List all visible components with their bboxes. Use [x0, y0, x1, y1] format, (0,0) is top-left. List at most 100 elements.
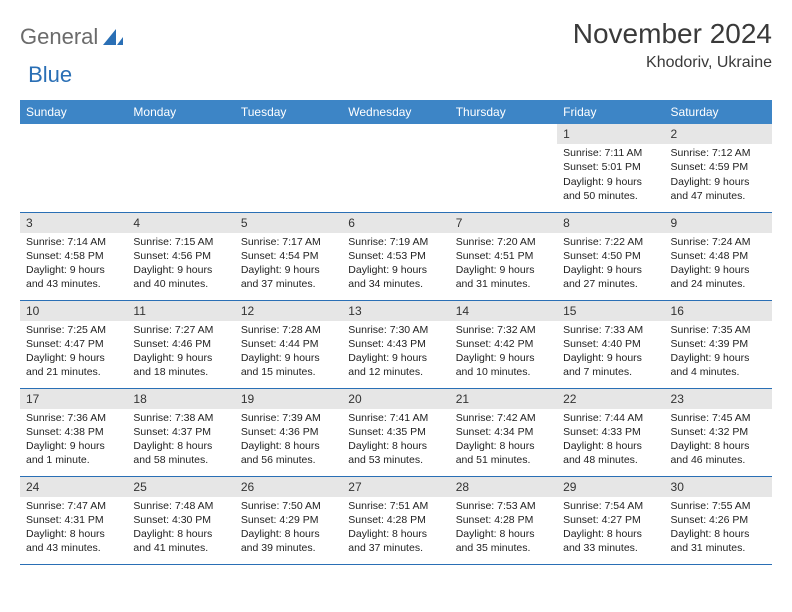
sunset-text: Sunset: 4:56 PM	[133, 249, 228, 263]
daylight-text: Daylight: 9 hours and 27 minutes.	[563, 263, 658, 291]
day-details: Sunrise: 7:38 AMSunset: 4:37 PMDaylight:…	[127, 409, 234, 472]
sunset-text: Sunset: 4:28 PM	[348, 513, 443, 527]
day-details: Sunrise: 7:39 AMSunset: 4:36 PMDaylight:…	[235, 409, 342, 472]
calendar-cell: 3Sunrise: 7:14 AMSunset: 4:58 PMDaylight…	[20, 212, 127, 300]
sunrise-text: Sunrise: 7:30 AM	[348, 323, 443, 337]
sunset-text: Sunset: 4:29 PM	[241, 513, 336, 527]
day-number: 30	[665, 477, 772, 497]
sunset-text: Sunset: 4:53 PM	[348, 249, 443, 263]
sunset-text: Sunset: 4:42 PM	[456, 337, 551, 351]
sunrise-text: Sunrise: 7:39 AM	[241, 411, 336, 425]
day-details: Sunrise: 7:19 AMSunset: 4:53 PMDaylight:…	[342, 233, 449, 296]
brand-name-2: Blue	[28, 62, 72, 88]
day-number: 11	[127, 301, 234, 321]
sunrise-text: Sunrise: 7:20 AM	[456, 235, 551, 249]
day-details: Sunrise: 7:32 AMSunset: 4:42 PMDaylight:…	[450, 321, 557, 384]
day-number: 5	[235, 213, 342, 233]
day-details: Sunrise: 7:35 AMSunset: 4:39 PMDaylight:…	[665, 321, 772, 384]
day-number: 9	[665, 213, 772, 233]
daylight-text: Daylight: 9 hours and 1 minute.	[26, 439, 121, 467]
day-details: Sunrise: 7:53 AMSunset: 4:28 PMDaylight:…	[450, 497, 557, 560]
sunrise-text: Sunrise: 7:51 AM	[348, 499, 443, 513]
sunset-text: Sunset: 4:44 PM	[241, 337, 336, 351]
sunset-text: Sunset: 4:48 PM	[671, 249, 766, 263]
brand-logo: General	[20, 18, 125, 50]
daylight-text: Daylight: 9 hours and 34 minutes.	[348, 263, 443, 291]
calendar-cell	[20, 124, 127, 212]
day-number: 2	[665, 124, 772, 144]
calendar-cell: 19Sunrise: 7:39 AMSunset: 4:36 PMDayligh…	[235, 388, 342, 476]
day-details: Sunrise: 7:11 AMSunset: 5:01 PMDaylight:…	[557, 144, 664, 207]
day-number: 26	[235, 477, 342, 497]
day-number: 8	[557, 213, 664, 233]
day-number: 1	[557, 124, 664, 144]
month-title: November 2024	[573, 18, 772, 50]
sunrise-text: Sunrise: 7:41 AM	[348, 411, 443, 425]
calendar-cell	[450, 124, 557, 212]
calendar-cell: 27Sunrise: 7:51 AMSunset: 4:28 PMDayligh…	[342, 476, 449, 564]
sunset-text: Sunset: 4:39 PM	[671, 337, 766, 351]
calendar-cell: 20Sunrise: 7:41 AMSunset: 4:35 PMDayligh…	[342, 388, 449, 476]
sunrise-text: Sunrise: 7:19 AM	[348, 235, 443, 249]
sunrise-text: Sunrise: 7:32 AM	[456, 323, 551, 337]
daylight-text: Daylight: 8 hours and 53 minutes.	[348, 439, 443, 467]
day-details: Sunrise: 7:25 AMSunset: 4:47 PMDaylight:…	[20, 321, 127, 384]
day-details: Sunrise: 7:42 AMSunset: 4:34 PMDaylight:…	[450, 409, 557, 472]
location: Khodoriv, Ukraine	[573, 54, 772, 72]
sunset-text: Sunset: 4:59 PM	[671, 160, 766, 174]
day-number: 14	[450, 301, 557, 321]
day-number: 19	[235, 389, 342, 409]
daylight-text: Daylight: 8 hours and 43 minutes.	[26, 527, 121, 555]
calendar-week-row: 1Sunrise: 7:11 AMSunset: 5:01 PMDaylight…	[20, 124, 772, 212]
calendar-cell: 23Sunrise: 7:45 AMSunset: 4:32 PMDayligh…	[665, 388, 772, 476]
day-details: Sunrise: 7:28 AMSunset: 4:44 PMDaylight:…	[235, 321, 342, 384]
calendar-cell: 2Sunrise: 7:12 AMSunset: 4:59 PMDaylight…	[665, 124, 772, 212]
day-number: 10	[20, 301, 127, 321]
calendar-cell: 28Sunrise: 7:53 AMSunset: 4:28 PMDayligh…	[450, 476, 557, 564]
day-number: 24	[20, 477, 127, 497]
sunrise-text: Sunrise: 7:28 AM	[241, 323, 336, 337]
sunrise-text: Sunrise: 7:27 AM	[133, 323, 228, 337]
daylight-text: Daylight: 8 hours and 33 minutes.	[563, 527, 658, 555]
calendar-cell: 14Sunrise: 7:32 AMSunset: 4:42 PMDayligh…	[450, 300, 557, 388]
sunrise-text: Sunrise: 7:53 AM	[456, 499, 551, 513]
daylight-text: Daylight: 8 hours and 37 minutes.	[348, 527, 443, 555]
calendar-week-row: 17Sunrise: 7:36 AMSunset: 4:38 PMDayligh…	[20, 388, 772, 476]
daylight-text: Daylight: 8 hours and 58 minutes.	[133, 439, 228, 467]
calendar-cell: 8Sunrise: 7:22 AMSunset: 4:50 PMDaylight…	[557, 212, 664, 300]
sunset-text: Sunset: 4:54 PM	[241, 249, 336, 263]
day-number: 13	[342, 301, 449, 321]
weekday-header: Wednesday	[342, 100, 449, 124]
sunset-text: Sunset: 4:38 PM	[26, 425, 121, 439]
sunrise-text: Sunrise: 7:33 AM	[563, 323, 658, 337]
calendar-table: SundayMondayTuesdayWednesdayThursdayFrid…	[20, 100, 772, 565]
sunrise-text: Sunrise: 7:45 AM	[671, 411, 766, 425]
day-number: 17	[20, 389, 127, 409]
day-number: 20	[342, 389, 449, 409]
calendar-cell	[342, 124, 449, 212]
sunset-text: Sunset: 4:46 PM	[133, 337, 228, 351]
daylight-text: Daylight: 9 hours and 21 minutes.	[26, 351, 121, 379]
weekday-header: Tuesday	[235, 100, 342, 124]
day-number: 21	[450, 389, 557, 409]
day-details: Sunrise: 7:45 AMSunset: 4:32 PMDaylight:…	[665, 409, 772, 472]
calendar-cell: 29Sunrise: 7:54 AMSunset: 4:27 PMDayligh…	[557, 476, 664, 564]
calendar-cell	[235, 124, 342, 212]
day-details: Sunrise: 7:48 AMSunset: 4:30 PMDaylight:…	[127, 497, 234, 560]
day-number: 16	[665, 301, 772, 321]
calendar-cell: 21Sunrise: 7:42 AMSunset: 4:34 PMDayligh…	[450, 388, 557, 476]
daylight-text: Daylight: 8 hours and 51 minutes.	[456, 439, 551, 467]
sunrise-text: Sunrise: 7:25 AM	[26, 323, 121, 337]
daylight-text: Daylight: 9 hours and 12 minutes.	[348, 351, 443, 379]
daylight-text: Daylight: 9 hours and 15 minutes.	[241, 351, 336, 379]
day-details: Sunrise: 7:47 AMSunset: 4:31 PMDaylight:…	[20, 497, 127, 560]
daylight-text: Daylight: 9 hours and 43 minutes.	[26, 263, 121, 291]
weekday-header: Thursday	[450, 100, 557, 124]
day-details: Sunrise: 7:54 AMSunset: 4:27 PMDaylight:…	[557, 497, 664, 560]
day-details: Sunrise: 7:50 AMSunset: 4:29 PMDaylight:…	[235, 497, 342, 560]
sunset-text: Sunset: 4:30 PM	[133, 513, 228, 527]
sunset-text: Sunset: 4:37 PM	[133, 425, 228, 439]
calendar-cell: 15Sunrise: 7:33 AMSunset: 4:40 PMDayligh…	[557, 300, 664, 388]
day-number: 18	[127, 389, 234, 409]
day-details: Sunrise: 7:22 AMSunset: 4:50 PMDaylight:…	[557, 233, 664, 296]
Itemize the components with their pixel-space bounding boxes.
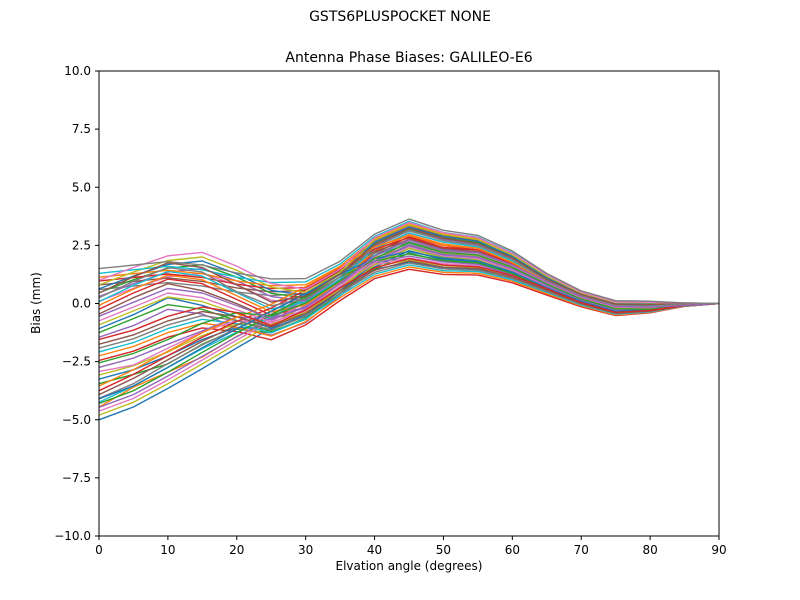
x-tick-label: 60 bbox=[505, 543, 520, 557]
x-tick-label: 70 bbox=[574, 543, 589, 557]
series-line bbox=[99, 257, 719, 341]
y-axis-label: Bias (mm) bbox=[29, 272, 43, 334]
x-tick-label: 30 bbox=[298, 543, 313, 557]
series-line bbox=[99, 262, 719, 349]
series-line bbox=[99, 260, 719, 345]
axes-title: Antenna Phase Biases: GALILEO-E6 bbox=[285, 50, 533, 66]
series-line bbox=[99, 239, 719, 320]
series-line bbox=[99, 221, 719, 305]
series-line bbox=[99, 241, 719, 364]
x-tick-label: 80 bbox=[642, 543, 657, 557]
x-tick-label: 10 bbox=[160, 543, 175, 557]
y-tick-label: −7.5 bbox=[62, 471, 91, 485]
x-tick-label: 50 bbox=[436, 543, 451, 557]
x-tick-label: 20 bbox=[229, 543, 244, 557]
x-tick-label: 40 bbox=[367, 543, 382, 557]
x-tick-label: 90 bbox=[711, 543, 726, 557]
y-tick-label: 10.0 bbox=[64, 64, 91, 78]
y-tick-label: 5.0 bbox=[72, 180, 91, 194]
y-tick-label: −2.5 bbox=[62, 355, 91, 369]
series-line bbox=[99, 250, 719, 400]
x-tick-label: 0 bbox=[95, 543, 103, 557]
y-tick-label: −10.0 bbox=[54, 529, 91, 543]
y-tick-label: −5.0 bbox=[62, 413, 91, 427]
x-axis-label: Elvation angle (degrees) bbox=[335, 559, 483, 573]
y-tick-label: 0.0 bbox=[72, 297, 91, 311]
y-tick-label: 2.5 bbox=[72, 238, 91, 252]
figure-title: GSTS6PLUSPOCKET NONE bbox=[309, 9, 491, 25]
series-line bbox=[99, 218, 719, 305]
series-line bbox=[99, 268, 719, 362]
y-tick-label: 7.5 bbox=[72, 122, 91, 136]
series-line bbox=[99, 232, 719, 310]
series-line bbox=[99, 227, 719, 306]
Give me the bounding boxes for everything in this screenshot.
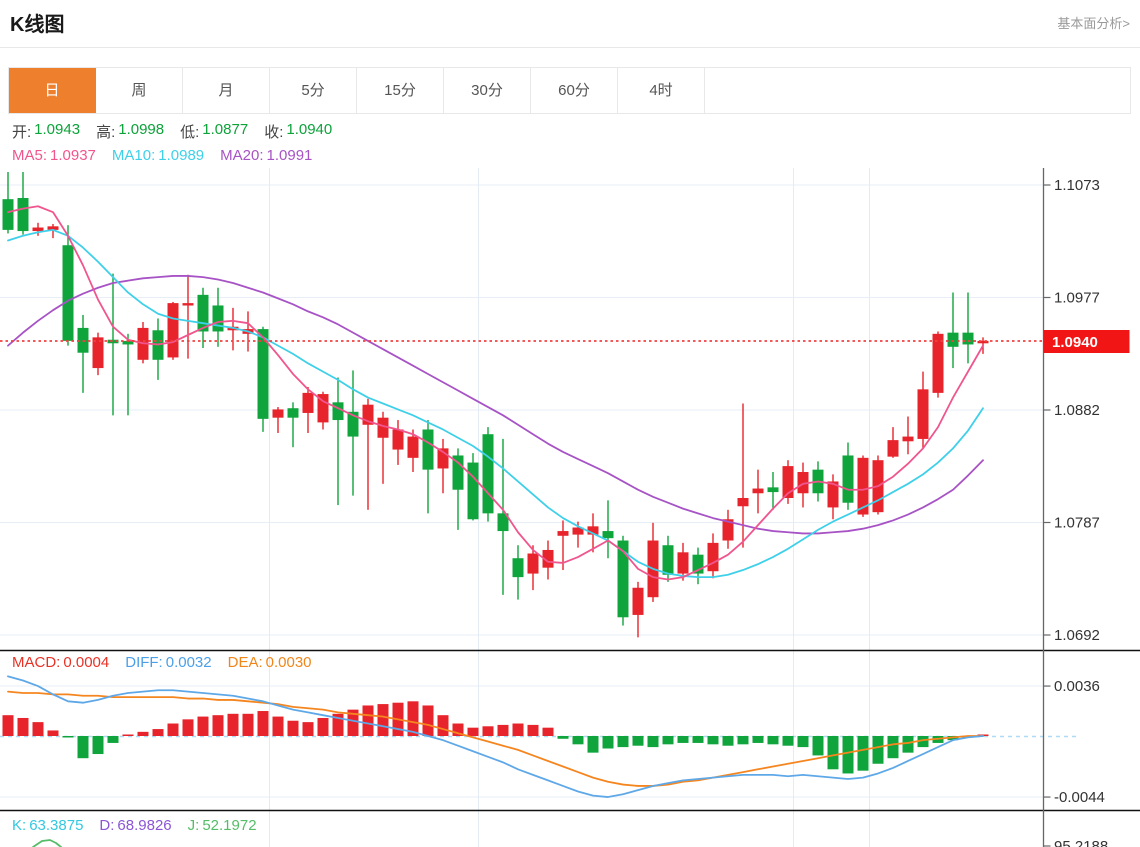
tab-day[interactable]: 日 [9, 68, 96, 113]
dea-value: DEA: 0.0030 [227, 654, 312, 671]
svg-text:1.0940: 1.0940 [1052, 334, 1098, 351]
diff-line [7, 675, 984, 798]
ma5-line [7, 205, 984, 581]
macd-value: MACD: 0.0004 [12, 654, 110, 671]
svg-text:95.2188: 95.2188 [1054, 838, 1108, 847]
candles [2, 172, 989, 638]
interval-tabbar: 日 周 月 5分 15分 30分 60分 4时 [8, 67, 1131, 114]
ma20-line [7, 275, 984, 535]
kdj-j-value: J: 52.1972 [187, 817, 257, 834]
ma20-value: MA20: 1.0991 [220, 147, 313, 164]
low-value: 低: 1.0877 [180, 121, 249, 141]
svg-text:1.0977: 1.0977 [1054, 290, 1100, 307]
open-value: 开: 1.0943 [12, 121, 81, 141]
tab-15min[interactable]: 15分 [357, 68, 444, 113]
tab-30min[interactable]: 30分 [444, 68, 531, 113]
ma10-value: MA10: 1.0989 [111, 147, 205, 164]
macd-histogram [2, 701, 989, 774]
diff-value: DIFF: 0.0032 [125, 654, 212, 671]
kdj-d-value: D: 68.9826 [99, 817, 172, 834]
tab-60min[interactable]: 60分 [531, 68, 618, 113]
high-value: 高: 1.0998 [96, 121, 165, 141]
ma10-line [7, 228, 984, 579]
dea-line [7, 690, 984, 787]
kdj-k-value: K: 63.3875 [12, 817, 84, 834]
svg-text:1.0882: 1.0882 [1054, 402, 1100, 419]
svg-text:0.0036: 0.0036 [1054, 678, 1100, 695]
ma-legend: MA5: 1.0937 MA10: 1.0989 MA20: 1.0991 [12, 147, 312, 164]
last-price-badge: 1.0940 [1043, 330, 1130, 353]
close-value: 收: 1.0940 [264, 121, 333, 141]
page-title: K线图 [10, 14, 65, 36]
gridlines [0, 168, 1043, 847]
tab-month[interactable]: 月 [183, 68, 270, 113]
fundamental-analysis-link[interactable]: 基本面分析> [1057, 16, 1130, 31]
svg-text:1.1073: 1.1073 [1054, 177, 1100, 194]
svg-text:1.0787: 1.0787 [1054, 515, 1100, 532]
svg-text:-0.0044: -0.0044 [1054, 789, 1105, 806]
macd-legend: MACD: 0.0004 DIFF: 0.0032 DEA: 0.0030 [12, 654, 312, 671]
ohlc-legend: 开: 1.0943 高: 1.0998 低: 1.0877 收: 1.0940 [12, 121, 332, 142]
svg-text:1.0692: 1.0692 [1054, 627, 1100, 644]
price-axis-labels: 1.1073 1.0977 1.0882 1.0787 1.0692 0.0036 -0.0… [1043, 177, 1108, 847]
tab-week[interactable]: 周 [96, 68, 183, 113]
ma5-value: MA5: 1.0937 [12, 147, 96, 164]
title-divider [0, 47, 1140, 48]
tab-4hour[interactable]: 4时 [618, 68, 705, 113]
tab-5min[interactable]: 5分 [270, 68, 357, 113]
kdj-legend: K: 63.3875 D: 68.9826 J: 52.1972 [12, 817, 257, 834]
kdj-line-fragment [32, 839, 62, 847]
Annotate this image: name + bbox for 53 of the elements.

━━━━━━━━━━

Objective » Convert everything from the line containing "sunset-text: Sunset: 4:56" down to the line containing "sunset-text: Sunset: 4:39" into a JSON list of strings, one per line, leaving out blank lines.

Correct result »
[
  "sunset-text: Sunset: 4:56 PM\t[133, 249, 228, 263]",
  "daylight-text: Daylight: 9 hours and 27 minutes.\t[563, 263, 658, 291]",
  "day-details: Sunrise: 7:38 AMSunset: 4:37 PMDaylight:…\t[127, 409, 234, 472]",
  "sunset-text: Sunset: 4:28 PM\t[348, 513, 443, 527]",
  "day-details: Sunrise: 7:39 AMSunset: 4:36 PMDaylight:…\t[235, 409, 342, 472]",
  "calendar-cell: 3Sunrise: 7:14 AMSunset: 4:58 PMDaylight…\t[20, 212, 127, 300]",
  "sunrise-text: Sunrise: 7:30 AM\t[348, 323, 443, 337]",
  "sunset-text: Sunset: 4:29 PM\t[241, 513, 336, 527]",
  "day-number: 30\t[665, 477, 772, 497]",
  "sunset-text: Sunset: 4:53 PM\t[348, 249, 443, 263]",
  "sunset-text: Sunset: 4:42 PM\t[456, 337, 551, 351]",
  "sunrise-text: Sunrise: 7:39 AM\t[241, 411, 336, 425]",
  "day-details: Sunrise: 7:19 AMSunset: 4:53 PMDaylight:…\t[342, 233, 449, 296]",
  "brand-name-2: Blue\t[28, 62, 72, 88]",
  "day-number: 11\t[127, 301, 234, 321]",
  "sunrise-text: Sunrise: 7:20 AM\t[456, 235, 551, 249]",
  "day-details: Sunrise: 7:32 AMSunset: 4:42 PMDaylight:…\t[450, 321, 557, 384]",
  "day-number: 5\t[235, 213, 342, 233]",
  "day-details: Sunrise: 7:35 AMSunset: 4:39 PMDaylight:…\t[665, 321, 772, 384]",
  "day-number: 9\t[665, 213, 772, 233]",
  "daylight-text: Daylight: 9 hours and 1 minute.\t[26, 439, 121, 467]",
  "day-details: Sunrise: 7:53 AMSunset: 4:28 PMDaylight:…\t[450, 497, 557, 560]",
  "sunrise-text: Sunrise: 7:51 AM\t[348, 499, 443, 513]",
  "sunset-text: Sunset: 4:44 PM\t[241, 337, 336, 351]",
  "sunset-text: Sunset: 4:48 PM\t[671, 249, 766, 263]",
  "brand-logo: General\t[20, 18, 125, 50]",
  "daylight-text: Daylight: 9 hours and 34 minutes.\t[348, 263, 443, 291]",
  "calendar-cell\t[20, 124, 127, 212]",
  "day-number: 2\t[665, 124, 772, 144]",
  "calendar-cell: 19Sunrise: 7:39 AMSunset: 4:36 PMDayligh…\t[235, 388, 342, 476]",
  "day-details: Sunrise: 7:11 AMSunset: 5:01 PMDaylight:…\t[557, 144, 664, 207]",
  "day-number: 26\t[235, 477, 342, 497]",
  "day-number: 8\t[557, 213, 664, 233]",
  "day-number: 1\t[557, 124, 664, 144]",
  "month-title: November 2024\t[573, 18, 772, 50]",
  "sunrise-text: Sunrise: 7:41 AM\t[348, 411, 443, 425]",
  "calendar-cell\t[450, 124, 557, 212]",
  "calendar-cell: 27Sunrise: 7:51 AMSunset: 4:28 PMDayligh…\t[342, 476, 449, 564]",
  "sunset-text: Sunset: 4:39 PM\t[671, 337, 766, 351]"
]